* WORK REQUIRED
Without including any pictures, copy each entry below exactly.

Excerpts from a figure dataset
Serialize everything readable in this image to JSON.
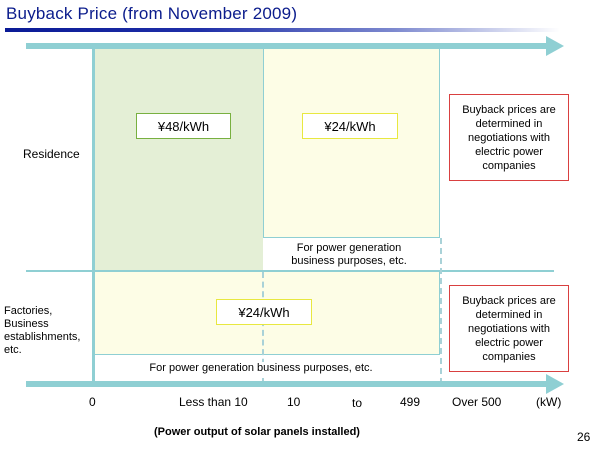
{
  "title": "Buyback Price (from November 2009)",
  "rows": {
    "residence": "Residence",
    "factories": "Factories,\nBusiness\nestablishments,\netc."
  },
  "prices": {
    "residence_small": "¥48/kWh",
    "residence_large": "¥24/kWh",
    "factories": "¥24/kWh"
  },
  "notes": {
    "residence_large": "For power generation\nbusiness  purposes, etc.",
    "factories": "For power generation business purposes, etc."
  },
  "negotiation_note": "Buyback prices are\ndetermined in\nnegotiations with\nelectric power\ncompanies",
  "axis": {
    "ticks": [
      "0",
      "Less than 10",
      "10",
      "to",
      "499",
      "Over 500",
      "(kW)"
    ],
    "title": "(Power output of solar panels installed)"
  },
  "page_number": "26",
  "colors": {
    "title": "#0b1c8c",
    "axis": "#8fcfd3",
    "green_region": "#e4efd6",
    "cream_region": "#fdfde6",
    "red_border": "#d94040"
  }
}
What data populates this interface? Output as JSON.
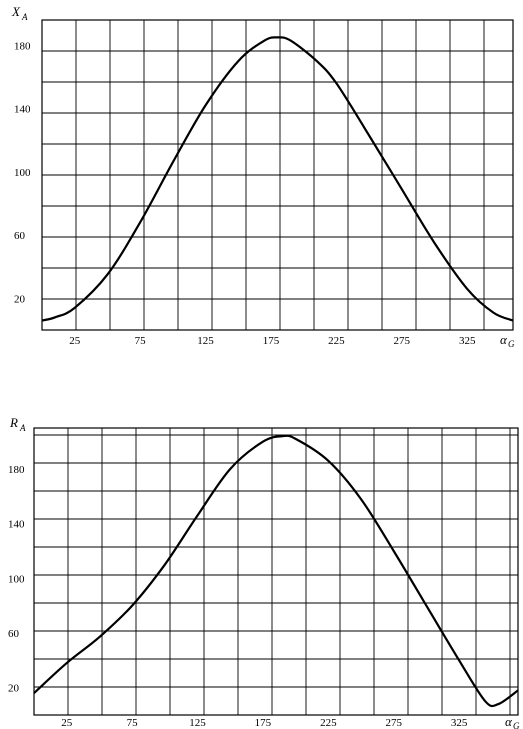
{
  "chart_data": [
    {
      "type": "line",
      "ylabel": "X",
      "ylabel_subscript": "A",
      "xlabel": "α",
      "xlabel_subscript": "G",
      "xlim": [
        0,
        360
      ],
      "ylim": [
        0,
        196
      ],
      "x_ticks": [
        25,
        75,
        125,
        175,
        225,
        275,
        325
      ],
      "x_tick_labels": [
        "25",
        "75",
        "125",
        "175",
        "225",
        "275",
        "325"
      ],
      "y_ticks": [
        20,
        60,
        100,
        140,
        180
      ],
      "y_tick_labels": [
        "20",
        "60",
        "100",
        "140",
        "180"
      ],
      "grid": true,
      "series": [
        {
          "x": [
            0,
            10,
            25,
            50,
            75,
            100,
            125,
            150,
            170,
            180,
            190,
            210,
            225,
            250,
            275,
            300,
            325,
            345,
            360
          ],
          "y": [
            6,
            8,
            14,
            35,
            68,
            106,
            142,
            170,
            183,
            185,
            183,
            170,
            156,
            123,
            89,
            55,
            26,
            11,
            6
          ]
        }
      ]
    },
    {
      "type": "line",
      "ylabel": "R",
      "ylabel_subscript": "A",
      "xlabel": "α",
      "xlabel_subscript": "G",
      "xlim": [
        0,
        370
      ],
      "ylim": [
        0,
        210
      ],
      "x_ticks": [
        25,
        75,
        125,
        175,
        225,
        275,
        325
      ],
      "x_tick_labels": [
        "25",
        "75",
        "125",
        "175",
        "225",
        "275",
        "325"
      ],
      "y_ticks": [
        20,
        60,
        100,
        140,
        180
      ],
      "y_tick_labels": [
        "20",
        "60",
        "100",
        "140",
        "180"
      ],
      "grid": true,
      "series": [
        {
          "x": [
            0,
            25,
            50,
            75,
            100,
            125,
            150,
            175,
            190,
            200,
            225,
            250,
            275,
            300,
            325,
            345,
            355,
            370
          ],
          "y": [
            16,
            38,
            57,
            80,
            110,
            146,
            180,
            200,
            204,
            202,
            186,
            158,
            120,
            80,
            40,
            10,
            8,
            18
          ]
        }
      ]
    }
  ]
}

* COMPLETE OUTPUT
Serialize everything readable in this image to JSON.
{
  "title": "Buyback Price (from November 2009)",
  "rows": {
    "residence": "Residence",
    "factories": "Factories,\nBusiness\nestablishments,\netc."
  },
  "prices": {
    "residence_small": "¥48/kWh",
    "residence_large": "¥24/kWh",
    "factories": "¥24/kWh"
  },
  "notes": {
    "residence_large": "For power generation\nbusiness  purposes, etc.",
    "factories": "For power generation business purposes, etc."
  },
  "negotiation_note": "Buyback prices are\ndetermined in\nnegotiations with\nelectric power\ncompanies",
  "axis": {
    "ticks": [
      "0",
      "Less than 10",
      "10",
      "to",
      "499",
      "Over 500",
      "(kW)"
    ],
    "title": "(Power output of solar panels installed)"
  },
  "page_number": "26",
  "colors": {
    "title": "#0b1c8c",
    "axis": "#8fcfd3",
    "green_region": "#e4efd6",
    "cream_region": "#fdfde6",
    "red_border": "#d94040"
  }
}
What data populates this interface? Output as JSON.
{
  "chart_data": [
    {
      "type": "line",
      "ylabel": "X",
      "ylabel_subscript": "A",
      "xlabel": "α",
      "xlabel_subscript": "G",
      "xlim": [
        0,
        360
      ],
      "ylim": [
        0,
        196
      ],
      "x_ticks": [
        25,
        75,
        125,
        175,
        225,
        275,
        325
      ],
      "x_tick_labels": [
        "25",
        "75",
        "125",
        "175",
        "225",
        "275",
        "325"
      ],
      "y_ticks": [
        20,
        60,
        100,
        140,
        180
      ],
      "y_tick_labels": [
        "20",
        "60",
        "100",
        "140",
        "180"
      ],
      "grid": true,
      "series": [
        {
          "x": [
            0,
            10,
            25,
            50,
            75,
            100,
            125,
            150,
            170,
            180,
            190,
            210,
            225,
            250,
            275,
            300,
            325,
            345,
            360
          ],
          "y": [
            6,
            8,
            14,
            35,
            68,
            106,
            142,
            170,
            183,
            185,
            183,
            170,
            156,
            123,
            89,
            55,
            26,
            11,
            6
          ]
        }
      ]
    },
    {
      "type": "line",
      "ylabel": "R",
      "ylabel_subscript": "A",
      "xlabel": "α",
      "xlabel_subscript": "G",
      "xlim": [
        0,
        370
      ],
      "ylim": [
        0,
        210
      ],
      "x_ticks": [
        25,
        75,
        125,
        175,
        225,
        275,
        325
      ],
      "x_tick_labels": [
        "25",
        "75",
        "125",
        "175",
        "225",
        "275",
        "325"
      ],
      "y_ticks": [
        20,
        60,
        100,
        140,
        180
      ],
      "y_tick_labels": [
        "20",
        "60",
        "100",
        "140",
        "180"
      ],
      "grid": true,
      "series": [
        {
          "x": [
            0,
            25,
            50,
            75,
            100,
            125,
            150,
            175,
            190,
            200,
            225,
            250,
            275,
            300,
            325,
            345,
            355,
            370
          ],
          "y": [
            16,
            38,
            57,
            80,
            110,
            146,
            180,
            200,
            204,
            202,
            186,
            158,
            120,
            80,
            40,
            10,
            8,
            18
          ]
        }
      ]
    }
  ]
}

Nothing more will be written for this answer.